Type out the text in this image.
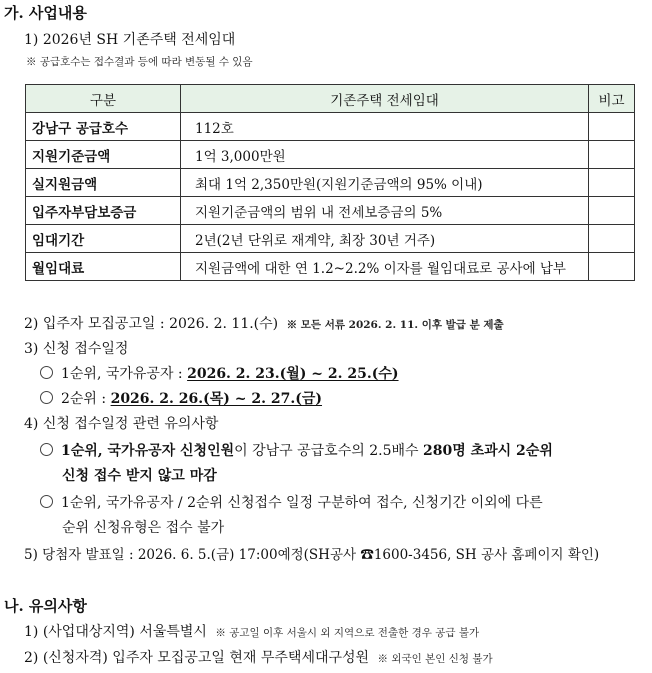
가. 사업내용
1) 2026년 SH 기존주택 전세임대
※ 공급호수는 접수결과 등에 따라 변동될 수 있음
구분	기존주택 전세임대	비고
강남구 공급호수	112호	
지원기준금액	1억 3,000만원	
실지원금액	최대 1억 2,350만원(지원기준금액의 95% 이내)	
입주자부담보증금	지원기준금액의 범위 내 전세보증금의 5%	
임대기간	2년(2년 단위로 재계약, 최장 30년 거주)	
월임대료	지원금액에 대한 연 1.2~2.2% 이자를 월임대료로 공사에 납부	
2) 입주자 모집공고일 : 2026. 2. 11.(수) ※ 모든 서류 2026. 2. 11. 이후 발급 분 제출
3) 신청 접수일정
1순위, 국가유공자 : 2026. 2. 23.(월) ~ 2. 25.(수)
2순위 : 2026. 2. 26.(목) ~ 2. 27.(금)
4) 신청 접수일정 관련 유의사항
1순위, 국가유공자 신청인원이 강남구 공급호수의 2.5배수 280명 초과시 2순위
신청 접수 받지 않고 마감
1순위, 국가유공자 / 2순위 신청접수 일정 구분하여 접수, 신청기간 이외에 다른
순위 신청유형은 접수 불가
5) 당첨자 발표일 : 2026. 6. 5.(금) 17:00예정(SH공사 ☎1600-3456, SH 공사 홈페이지 확인)
나. 유의사항
1) (사업대상지역) 서울특별시 ※ 공고일 이후 서울시 외 지역으로 전출한 경우 공급 불가
2) (신청자격) 입주자 모집공고일 현재 무주택세대구성원 ※ 외국인 본인 신청 불가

**TASK DETAILS:** What is needed is an exact reproduction of the data, pictures excluded.

**TASK RESPONSE:**
Type out the text in this image.
가. 사업내용
1) 2026년 SH 기존주택 전세임대
※ 공급호수는 접수결과 등에 따라 변동될 수 있음
구분	기존주택 전세임대	비고
강남구 공급호수	112호	
지원기준금액	1억 3,000만원	
실지원금액	최대 1억 2,350만원(지원기준금액의 95% 이내)	
입주자부담보증금	지원기준금액의 범위 내 전세보증금의 5%	
임대기간	2년(2년 단위로 재계약, 최장 30년 거주)	
월임대료	지원금액에 대한 연 1.2~2.2% 이자를 월임대료로 공사에 납부	
2) 입주자 모집공고일 : 2026. 2. 11.(수) ※ 모든 서류 2026. 2. 11. 이후 발급 분 제출
3) 신청 접수일정
1순위, 국가유공자 : 2026. 2. 23.(월) ~ 2. 25.(수)
2순위 : 2026. 2. 26.(목) ~ 2. 27.(금)
4) 신청 접수일정 관련 유의사항
1순위, 국가유공자 신청인원이 강남구 공급호수의 2.5배수 280명 초과시 2순위
신청 접수 받지 않고 마감
1순위, 국가유공자 / 2순위 신청접수 일정 구분하여 접수, 신청기간 이외에 다른
순위 신청유형은 접수 불가
5) 당첨자 발표일 : 2026. 6. 5.(금) 17:00예정(SH공사 ☎1600-3456, SH 공사 홈페이지 확인)
나. 유의사항
1) (사업대상지역) 서울특별시 ※ 공고일 이후 서울시 외 지역으로 전출한 경우 공급 불가
2) (신청자격) 입주자 모집공고일 현재 무주택세대구성원 ※ 외국인 본인 신청 불가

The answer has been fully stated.